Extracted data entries
* start *
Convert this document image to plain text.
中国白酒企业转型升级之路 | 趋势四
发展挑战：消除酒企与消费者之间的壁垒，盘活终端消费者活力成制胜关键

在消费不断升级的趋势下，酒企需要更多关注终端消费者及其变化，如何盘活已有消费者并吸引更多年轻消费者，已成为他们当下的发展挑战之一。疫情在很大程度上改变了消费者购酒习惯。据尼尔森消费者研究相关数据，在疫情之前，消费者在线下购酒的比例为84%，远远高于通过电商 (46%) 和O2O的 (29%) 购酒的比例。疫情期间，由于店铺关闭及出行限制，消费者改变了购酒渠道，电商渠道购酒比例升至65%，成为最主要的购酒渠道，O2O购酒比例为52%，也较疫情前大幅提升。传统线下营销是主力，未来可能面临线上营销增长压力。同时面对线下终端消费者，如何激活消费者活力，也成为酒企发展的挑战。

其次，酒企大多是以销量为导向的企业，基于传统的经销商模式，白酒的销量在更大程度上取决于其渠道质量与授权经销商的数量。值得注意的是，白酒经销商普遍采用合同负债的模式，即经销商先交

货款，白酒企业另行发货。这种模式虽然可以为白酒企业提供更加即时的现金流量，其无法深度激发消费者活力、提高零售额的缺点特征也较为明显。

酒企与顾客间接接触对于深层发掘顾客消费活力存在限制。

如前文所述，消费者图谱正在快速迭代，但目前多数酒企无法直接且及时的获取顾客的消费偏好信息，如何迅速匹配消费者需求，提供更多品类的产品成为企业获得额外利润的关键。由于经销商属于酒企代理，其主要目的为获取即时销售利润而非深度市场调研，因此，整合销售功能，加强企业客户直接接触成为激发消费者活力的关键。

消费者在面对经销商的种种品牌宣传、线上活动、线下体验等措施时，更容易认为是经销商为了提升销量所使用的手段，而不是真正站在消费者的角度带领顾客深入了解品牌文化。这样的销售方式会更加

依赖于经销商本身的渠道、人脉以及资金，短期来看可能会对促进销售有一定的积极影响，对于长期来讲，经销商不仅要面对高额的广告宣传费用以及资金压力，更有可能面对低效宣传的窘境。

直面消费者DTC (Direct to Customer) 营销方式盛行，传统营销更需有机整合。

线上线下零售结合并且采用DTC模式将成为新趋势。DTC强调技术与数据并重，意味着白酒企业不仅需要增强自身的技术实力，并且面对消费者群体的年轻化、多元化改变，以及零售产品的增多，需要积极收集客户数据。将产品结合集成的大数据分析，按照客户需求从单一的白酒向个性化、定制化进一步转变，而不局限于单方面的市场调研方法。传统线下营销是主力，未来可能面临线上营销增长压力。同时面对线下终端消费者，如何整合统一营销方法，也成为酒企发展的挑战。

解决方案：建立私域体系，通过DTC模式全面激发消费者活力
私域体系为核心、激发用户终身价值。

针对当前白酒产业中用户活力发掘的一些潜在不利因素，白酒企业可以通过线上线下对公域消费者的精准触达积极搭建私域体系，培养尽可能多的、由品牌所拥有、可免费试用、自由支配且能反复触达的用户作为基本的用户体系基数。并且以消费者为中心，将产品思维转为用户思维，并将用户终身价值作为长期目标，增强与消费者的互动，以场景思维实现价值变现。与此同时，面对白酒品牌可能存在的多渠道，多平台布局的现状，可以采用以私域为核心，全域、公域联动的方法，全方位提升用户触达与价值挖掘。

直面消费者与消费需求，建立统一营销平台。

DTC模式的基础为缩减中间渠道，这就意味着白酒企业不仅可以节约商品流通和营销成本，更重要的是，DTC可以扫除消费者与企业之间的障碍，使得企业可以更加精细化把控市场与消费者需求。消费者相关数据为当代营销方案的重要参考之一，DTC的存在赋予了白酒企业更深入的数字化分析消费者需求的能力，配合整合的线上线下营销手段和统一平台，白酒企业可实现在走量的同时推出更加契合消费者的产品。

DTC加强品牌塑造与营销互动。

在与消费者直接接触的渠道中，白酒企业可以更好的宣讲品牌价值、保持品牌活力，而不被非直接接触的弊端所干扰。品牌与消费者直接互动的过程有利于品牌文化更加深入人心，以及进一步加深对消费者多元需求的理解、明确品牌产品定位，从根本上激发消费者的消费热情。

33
* end *
* start *
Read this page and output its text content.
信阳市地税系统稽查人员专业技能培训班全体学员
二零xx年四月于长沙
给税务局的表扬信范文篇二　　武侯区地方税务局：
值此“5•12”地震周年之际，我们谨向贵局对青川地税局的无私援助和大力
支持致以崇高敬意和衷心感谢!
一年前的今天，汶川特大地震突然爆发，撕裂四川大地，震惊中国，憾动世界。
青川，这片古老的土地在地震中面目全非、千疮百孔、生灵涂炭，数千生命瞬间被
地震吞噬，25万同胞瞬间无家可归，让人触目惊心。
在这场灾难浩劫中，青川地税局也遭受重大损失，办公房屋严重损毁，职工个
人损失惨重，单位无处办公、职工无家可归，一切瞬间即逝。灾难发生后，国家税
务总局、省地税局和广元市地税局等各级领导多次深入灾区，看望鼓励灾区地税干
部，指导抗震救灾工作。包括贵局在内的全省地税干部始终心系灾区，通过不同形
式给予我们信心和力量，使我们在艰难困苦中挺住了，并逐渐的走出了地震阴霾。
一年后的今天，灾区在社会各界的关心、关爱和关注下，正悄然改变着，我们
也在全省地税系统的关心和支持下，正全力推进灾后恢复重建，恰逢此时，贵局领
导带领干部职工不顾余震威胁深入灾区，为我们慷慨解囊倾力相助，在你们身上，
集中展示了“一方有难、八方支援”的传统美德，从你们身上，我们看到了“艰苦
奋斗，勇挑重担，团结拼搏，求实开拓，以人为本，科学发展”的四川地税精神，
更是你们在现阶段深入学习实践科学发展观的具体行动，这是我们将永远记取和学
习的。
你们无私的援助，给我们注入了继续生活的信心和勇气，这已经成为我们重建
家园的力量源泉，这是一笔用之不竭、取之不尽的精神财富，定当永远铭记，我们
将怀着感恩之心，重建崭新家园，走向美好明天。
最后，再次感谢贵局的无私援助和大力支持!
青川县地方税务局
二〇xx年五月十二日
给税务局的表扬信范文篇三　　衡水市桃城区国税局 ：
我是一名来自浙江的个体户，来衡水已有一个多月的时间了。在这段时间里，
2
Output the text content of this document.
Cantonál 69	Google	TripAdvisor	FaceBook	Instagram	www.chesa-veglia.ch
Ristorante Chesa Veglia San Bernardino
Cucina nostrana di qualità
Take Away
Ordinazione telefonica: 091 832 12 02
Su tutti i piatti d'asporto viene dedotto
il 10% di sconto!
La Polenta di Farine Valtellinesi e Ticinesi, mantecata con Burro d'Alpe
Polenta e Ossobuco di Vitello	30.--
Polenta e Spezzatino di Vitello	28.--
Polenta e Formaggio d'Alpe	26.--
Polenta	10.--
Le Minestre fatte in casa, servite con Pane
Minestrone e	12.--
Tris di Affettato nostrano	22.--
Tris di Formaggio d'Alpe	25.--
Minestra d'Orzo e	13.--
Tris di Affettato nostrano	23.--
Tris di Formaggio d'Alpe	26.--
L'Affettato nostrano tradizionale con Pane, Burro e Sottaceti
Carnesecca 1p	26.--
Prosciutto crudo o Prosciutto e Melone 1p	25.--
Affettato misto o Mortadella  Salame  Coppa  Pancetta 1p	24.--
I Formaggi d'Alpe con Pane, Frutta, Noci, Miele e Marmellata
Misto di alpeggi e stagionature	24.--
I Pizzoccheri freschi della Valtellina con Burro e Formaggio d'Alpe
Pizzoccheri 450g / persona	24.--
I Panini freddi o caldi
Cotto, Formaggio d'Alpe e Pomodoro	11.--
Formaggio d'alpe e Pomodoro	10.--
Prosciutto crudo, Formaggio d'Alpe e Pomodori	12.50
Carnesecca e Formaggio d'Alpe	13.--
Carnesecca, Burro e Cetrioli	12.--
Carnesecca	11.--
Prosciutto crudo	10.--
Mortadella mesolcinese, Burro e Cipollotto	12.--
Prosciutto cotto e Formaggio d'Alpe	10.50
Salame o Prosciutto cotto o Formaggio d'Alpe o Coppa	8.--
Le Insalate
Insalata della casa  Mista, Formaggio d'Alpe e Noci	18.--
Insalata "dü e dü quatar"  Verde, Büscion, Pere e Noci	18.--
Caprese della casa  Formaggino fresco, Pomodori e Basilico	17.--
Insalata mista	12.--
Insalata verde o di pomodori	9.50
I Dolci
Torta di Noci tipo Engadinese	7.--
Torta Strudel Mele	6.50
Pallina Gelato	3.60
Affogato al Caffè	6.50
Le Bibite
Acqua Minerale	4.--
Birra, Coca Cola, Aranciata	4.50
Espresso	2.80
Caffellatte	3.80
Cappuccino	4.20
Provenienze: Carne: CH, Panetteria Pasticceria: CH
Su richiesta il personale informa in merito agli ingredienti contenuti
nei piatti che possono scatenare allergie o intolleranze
* end *
WHAT IS BEING ASKED — Return each full line of the entries that contains the word "Tris".

FULL SOLUTION —
Tris di Affettato nostrano	22.--
Tris di Formaggio d'Alpe	25.--
Tris di Affettato nostrano	23.--
Tris di Formaggio d'Alpe	26.--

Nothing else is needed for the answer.